((

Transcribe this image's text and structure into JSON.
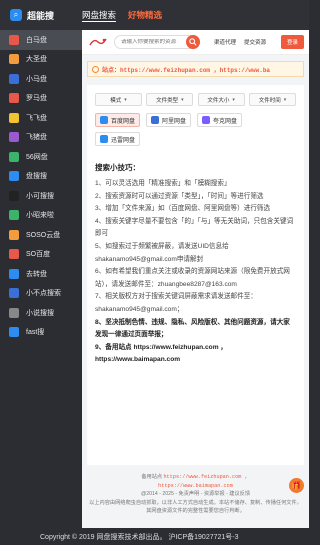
{
  "brand": {
    "name": "超能搜"
  },
  "top_tabs": [
    {
      "label": "网盘搜索"
    },
    {
      "label": "好物精选"
    }
  ],
  "sidebar": {
    "items": [
      {
        "label": "白马盘",
        "icon": "horse-icon",
        "color": "#e8584a"
      },
      {
        "label": "大圣盘",
        "icon": "monkey-icon",
        "color": "#f39c3d"
      },
      {
        "label": "小马盘",
        "icon": "pony-icon",
        "color": "#3a6fd8"
      },
      {
        "label": "罗马盘",
        "icon": "rome-icon",
        "color": "#e8584a"
      },
      {
        "label": "飞飞盘",
        "icon": "plane-icon",
        "color": "#f2c230"
      },
      {
        "label": "飞猪盘",
        "icon": "pig-icon",
        "color": "#9b59d0"
      },
      {
        "label": "56网盘",
        "icon": "number-icon",
        "color": "#3bb36b"
      },
      {
        "label": "盘搜搜",
        "icon": "search-disk-icon",
        "color": "#2d8cf0"
      },
      {
        "label": "小可搜搜",
        "icon": "k-icon",
        "color": "#222222"
      },
      {
        "label": "小昭来啦",
        "icon": "z-icon",
        "color": "#3bb36b"
      },
      {
        "label": "SOSO云盘",
        "icon": "soso-icon",
        "color": "#f39c3d"
      },
      {
        "label": "SO百度",
        "icon": "so-icon",
        "color": "#e8584a"
      },
      {
        "label": "去转盘",
        "icon": "transfer-icon",
        "color": "#2d8cf0"
      },
      {
        "label": "小不点搜索",
        "icon": "dot-icon",
        "color": "#3a6fd8"
      },
      {
        "label": "小说搜搜",
        "icon": "book-icon",
        "color": "#888888"
      },
      {
        "label": "fast搜",
        "icon": "fast-icon",
        "color": "#2d8cf0"
      }
    ]
  },
  "header": {
    "search_placeholder": "请输入你要搜索的资源",
    "links": [
      "渠道代理",
      "提交资源"
    ],
    "login_label": "登录"
  },
  "notice": {
    "text": "站点：https://www.feizhupan.com ，https://www.ba"
  },
  "filters": [
    {
      "label": "模式"
    },
    {
      "label": "文件类型"
    },
    {
      "label": "文件大小"
    },
    {
      "label": "文件时间"
    }
  ],
  "disks": [
    {
      "label": "百度网盘",
      "color": "#2d8cf0",
      "selected": true
    },
    {
      "label": "阿里网盘",
      "color": "#3a6fd8",
      "selected": false
    },
    {
      "label": "夸克网盘",
      "color": "#7b5cff",
      "selected": false
    },
    {
      "label": "迅雷网盘",
      "color": "#2d8cf0",
      "selected": false
    }
  ],
  "tips": {
    "title": "搜索小技巧：",
    "items": [
      "1、可以灵活选用「精准搜索」和「模糊搜索」",
      "2、搜索资源时可以通过资源「类型」，「时间」等进行筛选",
      "3、增加「文件来源」如（百度网盘、阿里网盘等）进行筛选",
      "4、搜索关键字尽量不要包含「的」「与」等无关助词，只包含关键词即可",
      "5、如搜索过于频繁被屏蔽，请发送UID信息给shakanamo945@gmail.com申请解封",
      "6、如有希望我们重点关注或收录的资源网站来源（限免费开放式网站），请发送邮件至：zhuangbee8287@163.com",
      "7、相关版权方对于搜索关键词屏蔽需求请发送邮件至：shakanamo945@gmail.com；",
      "8、坚决抵制色情、违规、隐私、风险版权、其他问题资源，请大家发现一律通过页面举报；",
      "9、备用站点 https://www.feizhupan.com ，https://www.baimapan.com"
    ]
  },
  "footer": {
    "mirror_prefix": "备用站点",
    "mirror_1": "https://www.feizhupan.com ，",
    "mirror_2": "https://www.baimapan.com",
    "copyright_line": "@2014 - 2025 - 免责声明 - 资源举报 - 建议反馈",
    "disclaimer": "以上内容由网络爬虫自动抓取，以非人工方式自动生成。本站不储存、复制、传播任何文件，其网盘资源文件的完整性需要您自行判断。"
  },
  "bottombar": {
    "text": "Copyright © 2019 网盘搜索技术部出品。 沪ICP备19027721号-3"
  }
}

))

» PROMPT: Count how many lines of the data include the word "https". Your reply should be that number alone.

» ANSWER: 4